=== Passage to read ===
= = = =
Despite the above take on the topic, another perspective exists, and one that is more nuanced.  Beyond ‘digital’ versus ‘physical’, I would propose a conversation on ‘digital’ versus ‘analog’.  A discussion within our community regarding those aspects of video gaming that arise from the physical parts surrounding the artform and work to serve more of our senses, thereby creating stronger connections. 

The feel of opening a disc box or of handling the game disc.  The sound of opening a jewel case or hum of an optical drive coming to life.  Even the scent of a game manual or your local video game store.  This may, at face value, seem farcical. In truth, nothing more than the nostalgic call from a bygone era and longing for simpler times. 

Recognition of Analog Across Fields

Our perceptual experience is fundamentally integrative

Saxena, Qamruddin, & Dubey, 2023

I no longer believe this notion can be distilled down to such a level of simplicity.  Research indicates the importance of multi-modal sensory stimulation beginning at infancy. “The experience of touch, sounds, voices, smells and visual stimuli in daily contexts not only carries information about the surrounding environment per se, but is often matched with social and emotional meetings” (Carnevali, et al., 2024).

Given its importance starting at such an early age, there is a recognition across disciplines that multi-sensory input strengthens emotional ties.  I did not believe, for example, the discipline of Architecture had given any thought towards how a building imprints upon the public beyond visualization.  Yet a recent study outlines how each sense plays its part.
= = = =
=== Items ===
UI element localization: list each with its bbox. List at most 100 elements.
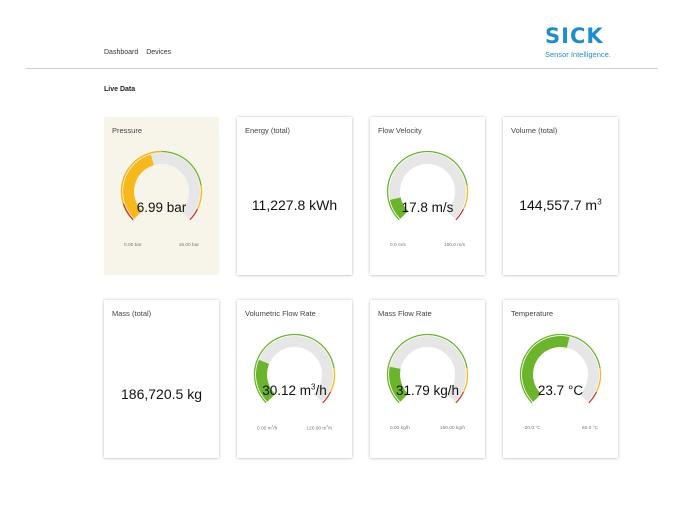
value-number: 11,227.8: [251, 197, 306, 213]
gauge-value: 17.8 m/s: [370, 200, 485, 215]
card-value: 186,720.5 kg: [104, 386, 219, 402]
card-title: Volume (total): [511, 126, 558, 135]
gauge-max-text: 120.00 m: [306, 426, 327, 432]
gauge-min-label: 0.00 m3/h: [257, 424, 278, 432]
gauge-scale-alarm: [588, 391, 598, 404]
gauge-max-text: 60.0 °C: [581, 426, 598, 431]
gauge-value: 23.7 °C: [503, 383, 618, 398]
gauge-scale-alarm: [189, 208, 199, 221]
card-mass: Mass (total) 186,720.5 kg: [104, 300, 219, 458]
gauge-min-text: 0.0 m/s: [390, 243, 406, 248]
gauge-min-label: 0.00 bar: [124, 243, 142, 248]
gauge-max-sup: 3: [326, 424, 328, 428]
gauge-scale-warning: [329, 368, 336, 393]
card-mass-flow: Mass Flow Rate 31.79 kg/h 0.00 kg/h 150.00 …: [370, 300, 485, 458]
gauge-value: 6.99 bar: [104, 200, 219, 215]
gauge-scale-alarm: [322, 391, 332, 404]
value-unit: m: [585, 197, 598, 213]
value-unit: kWh: [309, 197, 338, 213]
nav-dashboard-link[interactable]: Dashboard: [104, 49, 139, 56]
card-volume: Volume (total) 144,557.7 m3: [503, 117, 618, 275]
gauge-min-text: -20.0 °C: [523, 426, 541, 431]
gauge-value: 31.79 kg/h: [370, 383, 485, 398]
value-number: 23.7: [537, 383, 565, 398]
gauge-track: [389, 153, 466, 219]
card-title: Mass Flow Rate: [378, 309, 432, 318]
card-energy: Energy (total) 11,227.8 kWh: [237, 117, 352, 275]
top-nav: Dashboard Devices: [104, 49, 177, 56]
gauge-max-text: 150.00 kg/h: [439, 426, 465, 431]
value-unit: kg/h: [433, 383, 460, 398]
value-unit-sup: 3: [311, 382, 316, 392]
gauge-fill: [389, 366, 409, 402]
card-title: Temperature: [511, 309, 554, 318]
gauge-min-label: -20.0 °C: [523, 426, 541, 431]
gauge: [386, 333, 469, 404]
logo-brand: SICK: [545, 24, 604, 48]
gauge-scale-warning: [196, 185, 203, 210]
gauge-scale-alarm: [455, 391, 465, 404]
gauge-min-text: 0.00 bar: [124, 243, 142, 248]
card-value: 11,227.8 kWh: [237, 197, 352, 213]
gauge-scale-warning: [462, 185, 469, 210]
card-title: Energy (total): [245, 126, 291, 135]
gauge-fill: [522, 336, 570, 402]
gauge-max-label: 60.0 °C: [582, 426, 598, 431]
gauge-max-label: 16.00 bar: [179, 243, 199, 248]
sick-logo: SICK Sensor Intelligence.: [545, 24, 611, 60]
gauge-max-label: 150.00 kg/h: [440, 426, 465, 431]
value-unit-sup: 3: [597, 196, 602, 207]
gauge-max-text: 150.0 m/s: [443, 243, 465, 248]
gauge-scale-normal: [253, 333, 335, 404]
gauge: [253, 333, 336, 404]
gauge-min-text: 0.00 m: [257, 426, 272, 432]
gauge-fill: [389, 197, 409, 219]
value-number: 6.99: [136, 200, 163, 215]
gauge-scale-normal: [519, 333, 601, 404]
value-unit: kg: [187, 386, 202, 402]
gauge-scale-low-alarm: [122, 203, 134, 221]
gauge: [386, 150, 469, 221]
value-unit: m/s: [431, 200, 454, 215]
gauge-min-sup: 3: [271, 424, 274, 428]
gauge: [120, 150, 203, 221]
value-unit-suffix: /h: [315, 383, 327, 398]
gauge-max-label: 150.0 m/s: [444, 243, 465, 248]
value-unit: °C: [567, 383, 584, 398]
card-title: Volumetric Flow Rate: [245, 309, 316, 318]
gauge: [519, 333, 602, 404]
value-number: 30.12: [262, 383, 296, 398]
gauge-scale-warning: [462, 368, 469, 393]
gauge-min-label: 0.0 m/s: [390, 243, 406, 248]
card-pressure: Pressure 6.99 bar 0.00 bar 16.00 bar: [104, 117, 219, 275]
card-volumetric-flow: Volumetric Flow Rate 30.12 m3/h 0.00 m3/h 1…: [237, 300, 352, 458]
gauge-scale-alarm: [455, 208, 465, 221]
logo-tagline: Sensor Intelligence.: [545, 50, 611, 59]
value-unit: m: [299, 383, 312, 398]
value-number: 31.79: [395, 383, 430, 398]
value-number: 144,557.7: [519, 197, 582, 213]
gauge-min-suffix: /h: [273, 426, 278, 432]
gauge-max-suffix: /h: [327, 426, 332, 432]
value-number: 186,720.5: [121, 386, 184, 402]
gauge-scale-warning: [595, 368, 602, 393]
gauge-min-text: 0.00 kg/h: [390, 426, 410, 431]
gauge-fill: [123, 154, 155, 219]
card-value: 144,557.7 m3: [503, 197, 618, 213]
card-title: Pressure: [112, 126, 143, 135]
gauge-scale-normal: [386, 150, 468, 221]
card-title: Mass (total): [112, 309, 152, 318]
card-title: Flow Velocity: [378, 126, 422, 135]
header-divider: [26, 68, 658, 69]
gauge-min-label: 0.00 kg/h: [390, 426, 410, 431]
nav-devices-link[interactable]: Devices: [146, 49, 172, 56]
gauge-fill: [256, 359, 276, 402]
value-unit: bar: [166, 200, 187, 215]
value-number: 17.8: [401, 200, 428, 215]
gauge-scale-low-warning: [120, 150, 162, 205]
gauge-max-text: 16.00 bar: [178, 243, 199, 248]
gauge-scale-normal: [386, 333, 468, 404]
card-flow-velocity: Flow Velocity 17.8 m/s 0.0 m/s 150.0 m/s: [370, 117, 485, 275]
section-title: Live Data: [104, 86, 136, 93]
gauge-max-label: 120.00 m3/h: [306, 424, 332, 432]
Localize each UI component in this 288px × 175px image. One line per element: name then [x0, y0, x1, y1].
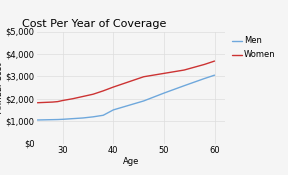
- Text: Cost Per Year of Coverage: Cost Per Year of Coverage: [22, 19, 167, 29]
- Women: [127, 81, 130, 83]
- Women: [51, 101, 54, 103]
- Line: Women: Women: [37, 61, 215, 103]
- Women: [46, 101, 49, 103]
- Men: [61, 118, 65, 120]
- Women: [203, 63, 206, 65]
- Men: [41, 119, 44, 121]
- Men: [112, 109, 115, 111]
- Men: [91, 116, 95, 118]
- Men: [203, 78, 206, 80]
- Men: [213, 74, 216, 76]
- Men: [101, 114, 105, 116]
- Women: [213, 60, 216, 62]
- Men: [162, 92, 166, 94]
- Y-axis label: Annual Cost: Annual Cost: [0, 62, 4, 113]
- Women: [61, 99, 65, 102]
- Men: [71, 118, 75, 120]
- Men: [36, 119, 39, 121]
- Women: [36, 102, 39, 104]
- Men: [142, 100, 145, 102]
- Women: [142, 76, 145, 78]
- Women: [162, 72, 166, 74]
- Women: [182, 69, 186, 71]
- Women: [41, 102, 44, 104]
- Women: [81, 95, 85, 97]
- Men: [51, 119, 54, 121]
- Women: [112, 86, 115, 88]
- Men: [56, 118, 59, 121]
- Men: [46, 119, 49, 121]
- Women: [91, 93, 95, 95]
- Men: [182, 85, 186, 87]
- Legend: Men, Women: Men, Women: [231, 36, 276, 60]
- Women: [71, 98, 75, 100]
- Men: [127, 104, 130, 106]
- X-axis label: Age: Age: [123, 157, 139, 166]
- Women: [56, 101, 59, 103]
- Women: [101, 90, 105, 92]
- Men: [81, 117, 85, 119]
- Line: Men: Men: [37, 75, 215, 120]
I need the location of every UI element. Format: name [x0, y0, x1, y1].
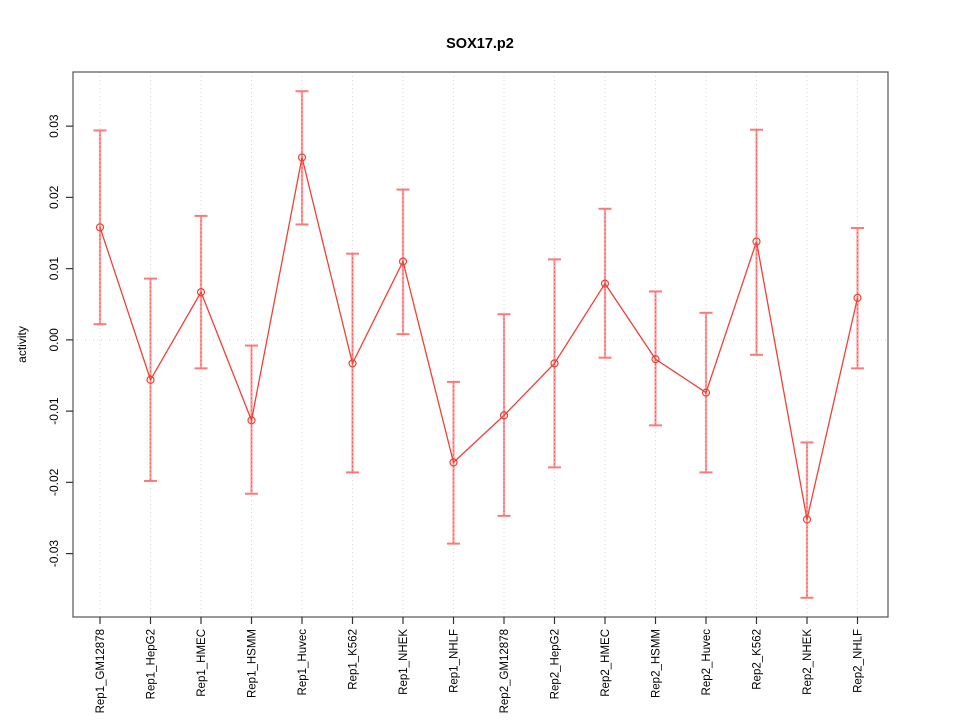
= = = =
Please continue the essay on the analog side of video gaming from its last sentence. The items were taken from a different source than the essay.

The study speaks to the notion of Attention, defined as a “pivotal pathway to healing ourselves and the world, as it is a sensory process that enhances mental health and promotes sustainable behavior”.  While Attention and Emotion may not be completely synonymous, in the given context, I believe them to be interchangeable.  While acknowledging visual perception’s crucial role in relation to Architecture and Attention, it continues that “Tactile perception strongly influences visual perception….”, while auditory cues are “crucial for creating atmosphere”.  Olfactory sense is noted here for its “potential to preserve memories”.  Even taste is called out, recognizing that while there may not be a direct correlation between Architecture and taste, “it can still stimulate and evoke taste perceptions”, with examples noted of warm tone usage to stimulate appetite as part of restaurants’ design. (Chaniporn, et al., 2024)

A study in the architecturally adjacent field of interior design too recognizes that while the visual sense may be most active, when paired with our other senses our experiences are more fully shaped. “Our perceptual experience is fundamentally integrative, binding together in a seamless way inputs from multiple sensory stimuli with motor plans and action executions. (Saxena, Qamruddin, & Dubey, 2023)

I believe there are parallels between these ideas and how they can be interpreted within the video game community.  I would espouse that by embracing science and a more detailed understanding of underlying drivers impacting us to such an extent emotionally, we will be better able to appreciate and support their importance.  Efforts should be made to cease trivializing these analog aspects of our shared passion as outdated or nostalgic and instead welcome their strengths and how they may fit into our modern gaming landscape.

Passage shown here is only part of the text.